*Direction*
Quote all of the data below exactly, please.

*Given records*
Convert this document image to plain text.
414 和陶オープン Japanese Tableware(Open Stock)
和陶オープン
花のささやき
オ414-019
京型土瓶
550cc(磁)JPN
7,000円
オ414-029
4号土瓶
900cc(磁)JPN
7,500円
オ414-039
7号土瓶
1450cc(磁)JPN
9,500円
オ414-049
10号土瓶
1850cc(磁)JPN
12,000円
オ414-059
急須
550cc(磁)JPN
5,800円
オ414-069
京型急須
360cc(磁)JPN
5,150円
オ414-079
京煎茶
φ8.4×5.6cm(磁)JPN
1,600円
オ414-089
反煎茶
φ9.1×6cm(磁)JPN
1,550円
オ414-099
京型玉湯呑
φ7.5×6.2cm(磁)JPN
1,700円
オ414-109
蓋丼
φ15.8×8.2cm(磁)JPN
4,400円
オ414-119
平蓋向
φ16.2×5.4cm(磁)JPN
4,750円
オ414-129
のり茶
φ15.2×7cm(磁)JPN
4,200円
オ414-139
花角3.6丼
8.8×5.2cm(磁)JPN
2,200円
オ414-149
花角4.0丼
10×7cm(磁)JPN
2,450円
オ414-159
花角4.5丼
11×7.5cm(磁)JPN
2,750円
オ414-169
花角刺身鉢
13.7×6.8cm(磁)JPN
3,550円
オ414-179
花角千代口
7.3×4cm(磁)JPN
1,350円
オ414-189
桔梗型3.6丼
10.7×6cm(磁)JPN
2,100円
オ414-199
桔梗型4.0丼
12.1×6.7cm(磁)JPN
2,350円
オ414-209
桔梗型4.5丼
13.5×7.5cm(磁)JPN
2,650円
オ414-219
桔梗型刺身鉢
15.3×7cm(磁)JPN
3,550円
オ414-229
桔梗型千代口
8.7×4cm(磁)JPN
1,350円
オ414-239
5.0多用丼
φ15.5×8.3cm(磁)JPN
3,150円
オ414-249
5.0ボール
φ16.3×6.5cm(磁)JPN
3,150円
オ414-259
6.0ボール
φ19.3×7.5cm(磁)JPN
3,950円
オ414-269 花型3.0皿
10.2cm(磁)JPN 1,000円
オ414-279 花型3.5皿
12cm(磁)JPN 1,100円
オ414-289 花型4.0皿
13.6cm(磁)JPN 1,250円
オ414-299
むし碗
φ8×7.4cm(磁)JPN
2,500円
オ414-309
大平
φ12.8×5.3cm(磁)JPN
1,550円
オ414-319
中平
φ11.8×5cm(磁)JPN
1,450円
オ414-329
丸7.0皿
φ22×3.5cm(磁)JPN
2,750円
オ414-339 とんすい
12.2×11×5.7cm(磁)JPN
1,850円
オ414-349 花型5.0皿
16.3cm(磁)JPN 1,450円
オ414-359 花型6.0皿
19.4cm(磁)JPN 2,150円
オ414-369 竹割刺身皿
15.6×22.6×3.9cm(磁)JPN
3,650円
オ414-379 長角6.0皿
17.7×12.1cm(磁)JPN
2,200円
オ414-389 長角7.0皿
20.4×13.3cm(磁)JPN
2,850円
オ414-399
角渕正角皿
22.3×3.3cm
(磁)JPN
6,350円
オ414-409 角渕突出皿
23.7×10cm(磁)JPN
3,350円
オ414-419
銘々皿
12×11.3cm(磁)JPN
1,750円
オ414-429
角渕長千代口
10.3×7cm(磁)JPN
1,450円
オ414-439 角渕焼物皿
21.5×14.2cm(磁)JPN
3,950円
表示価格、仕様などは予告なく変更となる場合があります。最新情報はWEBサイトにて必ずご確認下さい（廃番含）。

*Finished answer*
Convert this document image to plain text.
414 和陶オープン Japanese Tableware(Open Stock)
和陶オープン
花のささやき
オ414-019
京型土瓶
550cc(磁)JPN
7,000円
オ414-029
4号土瓶
900cc(磁)JPN
7,500円
オ414-039
7号土瓶
1450cc(磁)JPN
9,500円
オ414-049
10号土瓶
1850cc(磁)JPN
12,000円
オ414-059
急須
550cc(磁)JPN
5,800円
オ414-069
京型急須
360cc(磁)JPN
5,150円
オ414-079
京煎茶
φ8.4×5.6cm(磁)JPN
1,600円
オ414-089
反煎茶
φ9.1×6cm(磁)JPN
1,550円
オ414-099
京型玉湯呑
φ7.5×6.2cm(磁)JPN
1,700円
オ414-109
蓋丼
φ15.8×8.2cm(磁)JPN
4,400円
オ414-119
平蓋向
φ16.2×5.4cm(磁)JPN
4,750円
オ414-129
のり茶
φ15.2×7cm(磁)JPN
4,200円
オ414-139
花角3.6丼
8.8×5.2cm(磁)JPN
2,200円
オ414-149
花角4.0丼
10×7cm(磁)JPN
2,450円
オ414-159
花角4.5丼
11×7.5cm(磁)JPN
2,750円
オ414-169
花角刺身鉢
13.7×6.8cm(磁)JPN
3,550円
オ414-179
花角千代口
7.3×4cm(磁)JPN
1,350円
オ414-189
桔梗型3.6丼
10.7×6cm(磁)JPN
2,100円
オ414-199
桔梗型4.0丼
12.1×6.7cm(磁)JPN
2,350円
オ414-209
桔梗型4.5丼
13.5×7.5cm(磁)JPN
2,650円
オ414-219
桔梗型刺身鉢
15.3×7cm(磁)JPN
3,550円
オ414-229
桔梗型千代口
8.7×4cm(磁)JPN
1,350円
オ414-239
5.0多用丼
φ15.5×8.3cm(磁)JPN
3,150円
オ414-249
5.0ボール
φ16.3×6.5cm(磁)JPN
3,150円
オ414-259
6.0ボール
φ19.3×7.5cm(磁)JPN
3,950円
オ414-269 花型3.0皿
10.2cm(磁)JPN 1,000円
オ414-279 花型3.5皿
12cm(磁)JPN 1,100円
オ414-289 花型4.0皿
13.6cm(磁)JPN 1,250円
オ414-299
むし碗
φ8×7.4cm(磁)JPN
2,500円
オ414-309
大平
φ12.8×5.3cm(磁)JPN
1,550円
オ414-319
中平
φ11.8×5cm(磁)JPN
1,450円
オ414-329
丸7.0皿
φ22×3.5cm(磁)JPN
2,750円
オ414-339 とんすい
12.2×11×5.7cm(磁)JPN
1,850円
オ414-349 花型5.0皿
16.3cm(磁)JPN 1,450円
オ414-359 花型6.0皿
19.4cm(磁)JPN 2,150円
オ414-369 竹割刺身皿
15.6×22.6×3.9cm(磁)JPN
3,650円
オ414-379 長角6.0皿
17.7×12.1cm(磁)JPN
2,200円
オ414-389 長角7.0皿
20.4×13.3cm(磁)JPN
2,850円
オ414-399
角渕正角皿
22.3×3.3cm
(磁)JPN
6,350円
オ414-409 角渕突出皿
23.7×10cm(磁)JPN
3,350円
オ414-419
銘々皿
12×11.3cm(磁)JPN
1,750円
オ414-429
角渕長千代口
10.3×7cm(磁)JPN
1,450円
オ414-439 角渕焼物皿
21.5×14.2cm(磁)JPN
3,950円
表示価格、仕様などは予告なく変更となる場合があります。最新情報はWEBサイトにて必ずご確認下さい（廃番含）。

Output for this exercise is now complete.